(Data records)
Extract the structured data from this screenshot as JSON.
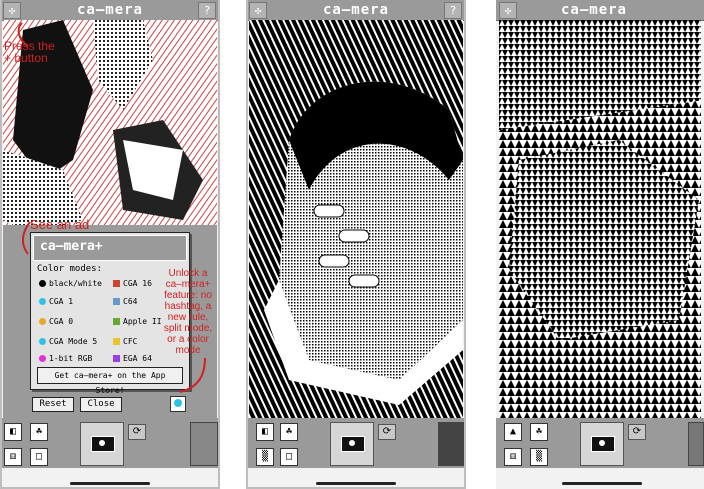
{
  "screens": [
    {
      "title": "ca–mera",
      "dialog": {
        "title": "ca–mera+",
        "color_modes_label": "Color modes:",
        "modes": [
          "black/white",
          "CGA 1",
          "CGA 0",
          "CGA Mode 5",
          "1-bit RGB",
          "CGA 16",
          "C64",
          "Apple II",
          "CFC",
          "EGA 64"
        ],
        "store_button": "Get ca–mera+ on the App Store!",
        "reset_button": "Reset",
        "close_button": "Close"
      },
      "annotations": {
        "press_plus": "Press the + button",
        "see_ad": "See an ad",
        "unlock": "Unlock a ca–mera+ feature: no hashtag, a new rule, split mode, or a color mode"
      }
    },
    {
      "title": "ca–mera"
    },
    {
      "title": "ca–mera"
    }
  ],
  "colors": {
    "accent_red": "#d21f1f",
    "titlebar_gray": "#9a9a9a"
  }
}
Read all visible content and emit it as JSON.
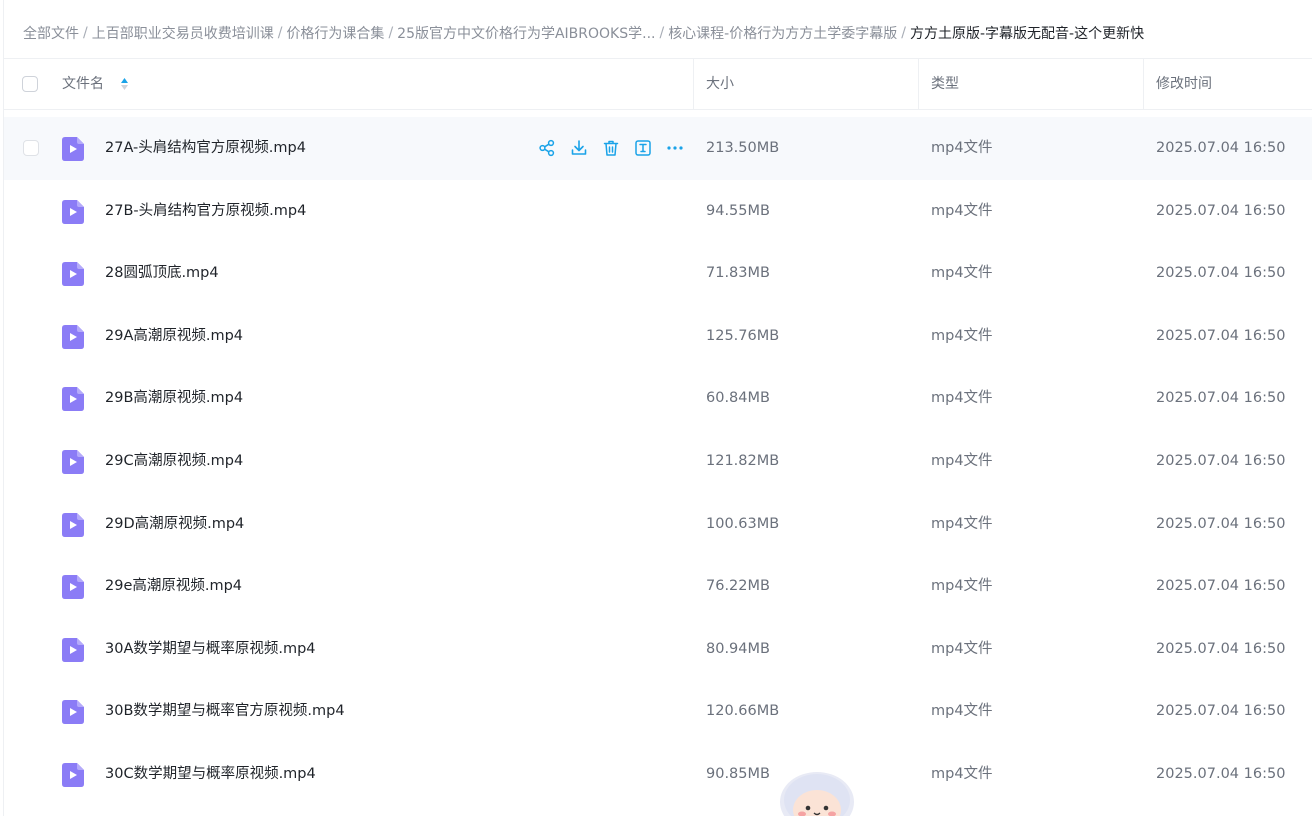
{
  "breadcrumb": [
    "全部文件",
    "上百部职业交易员收费培训课",
    "价格行为课合集",
    "25版官方中文价格行为学AIBROOKS学...",
    "核心课程-价格行为方方土学委字幕版",
    "方方土原版-字幕版无配音-这个更新快"
  ],
  "breadcrumb_separator": "/",
  "columns": {
    "name": "文件名",
    "size": "大小",
    "type": "类型",
    "modified": "修改时间"
  },
  "sort": {
    "column": "name",
    "direction": "ascending"
  },
  "hover_row_index": 0,
  "row_actions": [
    "share-icon",
    "download-icon",
    "delete-icon",
    "rename-icon",
    "more-icon"
  ],
  "accent_color": "#1aa3e8",
  "file_icon_color": "#8b7cf6",
  "files": [
    {
      "name": "27A-头肩结构官方原视频.mp4",
      "size": "213.50MB",
      "type": "mp4文件",
      "modified": "2025.07.04 16:50"
    },
    {
      "name": "27B-头肩结构官方原视频.mp4",
      "size": "94.55MB",
      "type": "mp4文件",
      "modified": "2025.07.04 16:50"
    },
    {
      "name": "28圆弧顶底.mp4",
      "size": "71.83MB",
      "type": "mp4文件",
      "modified": "2025.07.04 16:50"
    },
    {
      "name": "29A高潮原视频.mp4",
      "size": "125.76MB",
      "type": "mp4文件",
      "modified": "2025.07.04 16:50"
    },
    {
      "name": "29B高潮原视频.mp4",
      "size": "60.84MB",
      "type": "mp4文件",
      "modified": "2025.07.04 16:50"
    },
    {
      "name": "29C高潮原视频.mp4",
      "size": "121.82MB",
      "type": "mp4文件",
      "modified": "2025.07.04 16:50"
    },
    {
      "name": "29D高潮原视频.mp4",
      "size": "100.63MB",
      "type": "mp4文件",
      "modified": "2025.07.04 16:50"
    },
    {
      "name": "29e高潮原视频.mp4",
      "size": "76.22MB",
      "type": "mp4文件",
      "modified": "2025.07.04 16:50"
    },
    {
      "name": "30A数学期望与概率原视频.mp4",
      "size": "80.94MB",
      "type": "mp4文件",
      "modified": "2025.07.04 16:50"
    },
    {
      "name": "30B数学期望与概率官方原视频.mp4",
      "size": "120.66MB",
      "type": "mp4文件",
      "modified": "2025.07.04 16:50"
    },
    {
      "name": "30C数学期望与概率原视频.mp4",
      "size": "90.85MB",
      "type": "mp4文件",
      "modified": "2025.07.04 16:50"
    }
  ]
}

[Instructions for the task] Filter the data for the string "头肩结构官方原视频" and copy every line that has it.

[Output below]
      "name": "27A-头肩结构官方原视频.mp4",
      "name": "27B-头肩结构官方原视频.mp4",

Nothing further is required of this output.